■ **Directions for this task**
Each record below is to be copied word for word, with pictures removed.

Collected data entries
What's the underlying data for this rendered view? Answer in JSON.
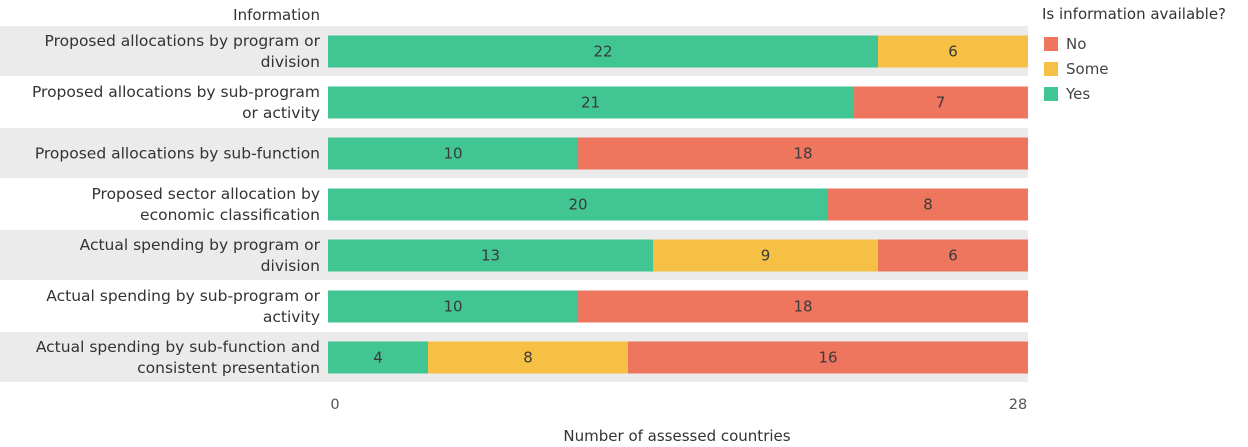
{
  "chart_data": {
    "type": "bar",
    "orientation": "horizontal",
    "stacked": true,
    "row_header": "Information",
    "xlabel": "Number of assessed countries",
    "xlim": [
      0,
      28
    ],
    "x_ticks": [
      "0",
      "28"
    ],
    "categories": [
      [
        "Proposed allocations by program or",
        "division"
      ],
      [
        "Proposed allocations by sub-program",
        "or activity"
      ],
      [
        "Proposed allocations by sub-function"
      ],
      [
        "Proposed sector allocation by",
        "economic classification"
      ],
      [
        "Actual spending by program or",
        "division"
      ],
      [
        "Actual spending by sub-program or",
        "activity"
      ],
      [
        "Actual spending by sub-function and",
        "consistent presentation"
      ]
    ],
    "stack_order": [
      "Yes",
      "Some",
      "No"
    ],
    "series": [
      {
        "name": "Yes",
        "color": "#41c592",
        "values": [
          22,
          21,
          10,
          20,
          13,
          10,
          4
        ]
      },
      {
        "name": "Some",
        "color": "#f5c044",
        "values": [
          6,
          0,
          0,
          0,
          9,
          0,
          8
        ]
      },
      {
        "name": "No",
        "color": "#ee765e",
        "values": [
          0,
          7,
          18,
          8,
          6,
          18,
          16
        ]
      }
    ],
    "legend": {
      "title": "Is information available?",
      "placement": "right",
      "items": [
        "No",
        "Some",
        "Yes"
      ]
    },
    "row_banding": true,
    "grid": false
  }
}
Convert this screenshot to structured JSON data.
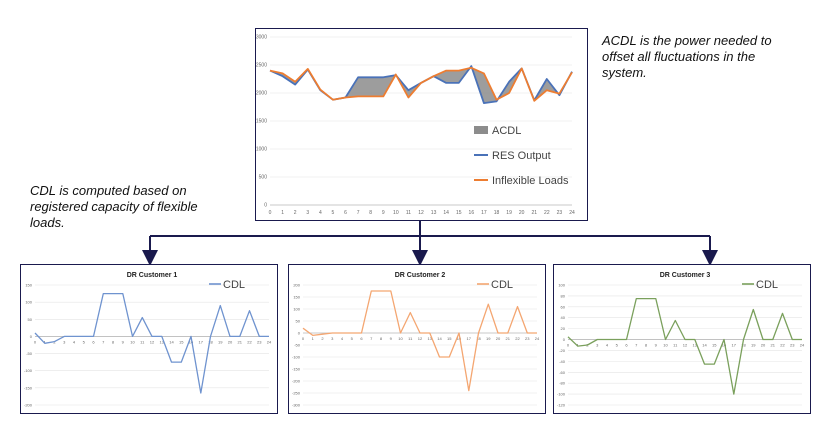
{
  "colors": {
    "frame": "#1a1a4e",
    "connector": "#1a1a4e",
    "res": "#4a72b8",
    "inflex": "#ed7d31",
    "acdl_fill": "#8c8c8c",
    "c1": "#6f93cf",
    "c2": "#f4a671",
    "c3": "#7aa05c",
    "axis_text": "#666666"
  },
  "notes": {
    "acdl": [
      "ACDL is the power needed to",
      "offset all fluctuations in the",
      "system."
    ],
    "cdl": [
      "CDL is computed based on",
      "registered capacity of flexible",
      "loads."
    ]
  },
  "chart_data": [
    {
      "type": "line",
      "title": "",
      "x": [
        0,
        1,
        2,
        3,
        4,
        5,
        6,
        7,
        8,
        9,
        10,
        11,
        12,
        13,
        14,
        15,
        16,
        17,
        18,
        19,
        20,
        21,
        22,
        23,
        24
      ],
      "y_ticks": [
        0,
        500,
        1000,
        1500,
        2000,
        2500,
        3000
      ],
      "ylim": [
        0,
        3000
      ],
      "legend": [
        "ACDL",
        "RES Output",
        "Inflexible Loads"
      ],
      "legend_position": "right",
      "series": [
        {
          "name": "RES Output",
          "values": [
            2400,
            2300,
            2150,
            2420,
            2050,
            1880,
            1920,
            2280,
            2280,
            2280,
            2320,
            2050,
            2180,
            2300,
            2180,
            2180,
            2480,
            1820,
            1850,
            2200,
            2440,
            1870,
            2250,
            1960,
            2380
          ]
        },
        {
          "name": "Inflexible Loads",
          "values": [
            2400,
            2350,
            2200,
            2430,
            2060,
            1880,
            1920,
            1940,
            1940,
            1940,
            2330,
            1920,
            2180,
            2300,
            2400,
            2400,
            2450,
            2350,
            1880,
            2000,
            2440,
            1860,
            2050,
            1990,
            2370
          ]
        }
      ]
    },
    {
      "type": "line",
      "title": "DR Customer 1",
      "legend": [
        "CDL"
      ],
      "legend_position": "top-right",
      "x": [
        0,
        1,
        2,
        3,
        4,
        5,
        6,
        7,
        8,
        9,
        10,
        11,
        12,
        13,
        14,
        15,
        16,
        17,
        18,
        19,
        20,
        21,
        22,
        23,
        24
      ],
      "y_ticks": [
        150,
        100,
        50,
        0,
        -50,
        -100,
        -150,
        -200
      ],
      "ylim": [
        -200,
        150
      ],
      "series": [
        {
          "name": "CDL",
          "values": [
            10,
            -20,
            -15,
            0,
            0,
            0,
            0,
            125,
            125,
            125,
            0,
            55,
            0,
            0,
            -75,
            -75,
            0,
            -165,
            0,
            90,
            0,
            0,
            75,
            0,
            0
          ]
        }
      ]
    },
    {
      "type": "line",
      "title": "DR Customer 2",
      "legend": [
        "CDL"
      ],
      "legend_position": "top-right",
      "x": [
        0,
        1,
        2,
        3,
        4,
        5,
        6,
        7,
        8,
        9,
        10,
        11,
        12,
        13,
        14,
        15,
        16,
        17,
        18,
        19,
        20,
        21,
        22,
        23,
        24
      ],
      "y_ticks": [
        200,
        150,
        100,
        50,
        0,
        -50,
        -100,
        -150,
        -200,
        -250,
        -300
      ],
      "ylim": [
        -300,
        200
      ],
      "series": [
        {
          "name": "CDL",
          "values": [
            20,
            -10,
            -5,
            0,
            0,
            0,
            0,
            175,
            175,
            175,
            0,
            85,
            0,
            0,
            -100,
            -100,
            0,
            -240,
            0,
            120,
            0,
            0,
            110,
            0,
            0
          ]
        }
      ]
    },
    {
      "type": "line",
      "title": "DR Customer 3",
      "legend": [
        "CDL"
      ],
      "legend_position": "top-right",
      "x": [
        0,
        1,
        2,
        3,
        4,
        5,
        6,
        7,
        8,
        9,
        10,
        11,
        12,
        13,
        14,
        15,
        16,
        17,
        18,
        19,
        20,
        21,
        22,
        23,
        24
      ],
      "y_ticks": [
        100,
        80,
        60,
        40,
        20,
        0,
        -20,
        -40,
        -60,
        -80,
        -100,
        -120
      ],
      "ylim": [
        -120,
        100
      ],
      "series": [
        {
          "name": "CDL",
          "values": [
            5,
            -12,
            -10,
            0,
            0,
            0,
            0,
            75,
            75,
            75,
            0,
            35,
            0,
            0,
            -45,
            -45,
            0,
            -100,
            0,
            55,
            0,
            0,
            48,
            0,
            0
          ]
        }
      ]
    }
  ]
}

■ **Answer in full**
What's the underlying data for this rendered view? Answer in JSON.
{
  "chart_data": {
    "type": "bar",
    "orientation": "horizontal",
    "stacked": true,
    "row_header": "Information",
    "xlabel": "Number of assessed countries",
    "xlim": [
      0,
      28
    ],
    "x_ticks": [
      "0",
      "28"
    ],
    "categories": [
      [
        "Proposed allocations by program or",
        "division"
      ],
      [
        "Proposed allocations by sub-program",
        "or activity"
      ],
      [
        "Proposed allocations by sub-function"
      ],
      [
        "Proposed sector allocation by",
        "economic classification"
      ],
      [
        "Actual spending by program or",
        "division"
      ],
      [
        "Actual spending by sub-program or",
        "activity"
      ],
      [
        "Actual spending by sub-function and",
        "consistent presentation"
      ]
    ],
    "stack_order": [
      "Yes",
      "Some",
      "No"
    ],
    "series": [
      {
        "name": "Yes",
        "color": "#41c592",
        "values": [
          22,
          21,
          10,
          20,
          13,
          10,
          4
        ]
      },
      {
        "name": "Some",
        "color": "#f5c044",
        "values": [
          6,
          0,
          0,
          0,
          9,
          0,
          8
        ]
      },
      {
        "name": "No",
        "color": "#ee765e",
        "values": [
          0,
          7,
          18,
          8,
          6,
          18,
          16
        ]
      }
    ],
    "legend": {
      "title": "Is information available?",
      "placement": "right",
      "items": [
        "No",
        "Some",
        "Yes"
      ]
    },
    "row_banding": true,
    "grid": false
  }
}
Convert this screenshot to structured JSON data.
{
  "colors": {
    "frame": "#1a1a4e",
    "connector": "#1a1a4e",
    "res": "#4a72b8",
    "inflex": "#ed7d31",
    "acdl_fill": "#8c8c8c",
    "c1": "#6f93cf",
    "c2": "#f4a671",
    "c3": "#7aa05c",
    "axis_text": "#666666"
  },
  "notes": {
    "acdl": [
      "ACDL is the power needed to",
      "offset all fluctuations in the",
      "system."
    ],
    "cdl": [
      "CDL is computed based on",
      "registered capacity of flexible",
      "loads."
    ]
  },
  "chart_data": [
    {
      "type": "line",
      "title": "",
      "x": [
        0,
        1,
        2,
        3,
        4,
        5,
        6,
        7,
        8,
        9,
        10,
        11,
        12,
        13,
        14,
        15,
        16,
        17,
        18,
        19,
        20,
        21,
        22,
        23,
        24
      ],
      "y_ticks": [
        0,
        500,
        1000,
        1500,
        2000,
        2500,
        3000
      ],
      "ylim": [
        0,
        3000
      ],
      "legend": [
        "ACDL",
        "RES Output",
        "Inflexible Loads"
      ],
      "legend_position": "right",
      "series": [
        {
          "name": "RES Output",
          "values": [
            2400,
            2300,
            2150,
            2420,
            2050,
            1880,
            1920,
            2280,
            2280,
            2280,
            2320,
            2050,
            2180,
            2300,
            2180,
            2180,
            2480,
            1820,
            1850,
            2200,
            2440,
            1870,
            2250,
            1960,
            2380
          ]
        },
        {
          "name": "Inflexible Loads",
          "values": [
            2400,
            2350,
            2200,
            2430,
            2060,
            1880,
            1920,
            1940,
            1940,
            1940,
            2330,
            1920,
            2180,
            2300,
            2400,
            2400,
            2450,
            2350,
            1880,
            2000,
            2440,
            1860,
            2050,
            1990,
            2370
          ]
        }
      ]
    },
    {
      "type": "line",
      "title": "DR Customer 1",
      "legend": [
        "CDL"
      ],
      "legend_position": "top-right",
      "x": [
        0,
        1,
        2,
        3,
        4,
        5,
        6,
        7,
        8,
        9,
        10,
        11,
        12,
        13,
        14,
        15,
        16,
        17,
        18,
        19,
        20,
        21,
        22,
        23,
        24
      ],
      "y_ticks": [
        150,
        100,
        50,
        0,
        -50,
        -100,
        -150,
        -200
      ],
      "ylim": [
        -200,
        150
      ],
      "series": [
        {
          "name": "CDL",
          "values": [
            10,
            -20,
            -15,
            0,
            0,
            0,
            0,
            125,
            125,
            125,
            0,
            55,
            0,
            0,
            -75,
            -75,
            0,
            -165,
            0,
            90,
            0,
            0,
            75,
            0,
            0
          ]
        }
      ]
    },
    {
      "type": "line",
      "title": "DR Customer 2",
      "legend": [
        "CDL"
      ],
      "legend_position": "top-right",
      "x": [
        0,
        1,
        2,
        3,
        4,
        5,
        6,
        7,
        8,
        9,
        10,
        11,
        12,
        13,
        14,
        15,
        16,
        17,
        18,
        19,
        20,
        21,
        22,
        23,
        24
      ],
      "y_ticks": [
        200,
        150,
        100,
        50,
        0,
        -50,
        -100,
        -150,
        -200,
        -250,
        -300
      ],
      "ylim": [
        -300,
        200
      ],
      "series": [
        {
          "name": "CDL",
          "values": [
            20,
            -10,
            -5,
            0,
            0,
            0,
            0,
            175,
            175,
            175,
            0,
            85,
            0,
            0,
            -100,
            -100,
            0,
            -240,
            0,
            120,
            0,
            0,
            110,
            0,
            0
          ]
        }
      ]
    },
    {
      "type": "line",
      "title": "DR Customer 3",
      "legend": [
        "CDL"
      ],
      "legend_position": "top-right",
      "x": [
        0,
        1,
        2,
        3,
        4,
        5,
        6,
        7,
        8,
        9,
        10,
        11,
        12,
        13,
        14,
        15,
        16,
        17,
        18,
        19,
        20,
        21,
        22,
        23,
        24
      ],
      "y_ticks": [
        100,
        80,
        60,
        40,
        20,
        0,
        -20,
        -40,
        -60,
        -80,
        -100,
        -120
      ],
      "ylim": [
        -120,
        100
      ],
      "series": [
        {
          "name": "CDL",
          "values": [
            5,
            -12,
            -10,
            0,
            0,
            0,
            0,
            75,
            75,
            75,
            0,
            35,
            0,
            0,
            -45,
            -45,
            0,
            -100,
            0,
            55,
            0,
            0,
            48,
            0,
            0
          ]
        }
      ]
    }
  ]
}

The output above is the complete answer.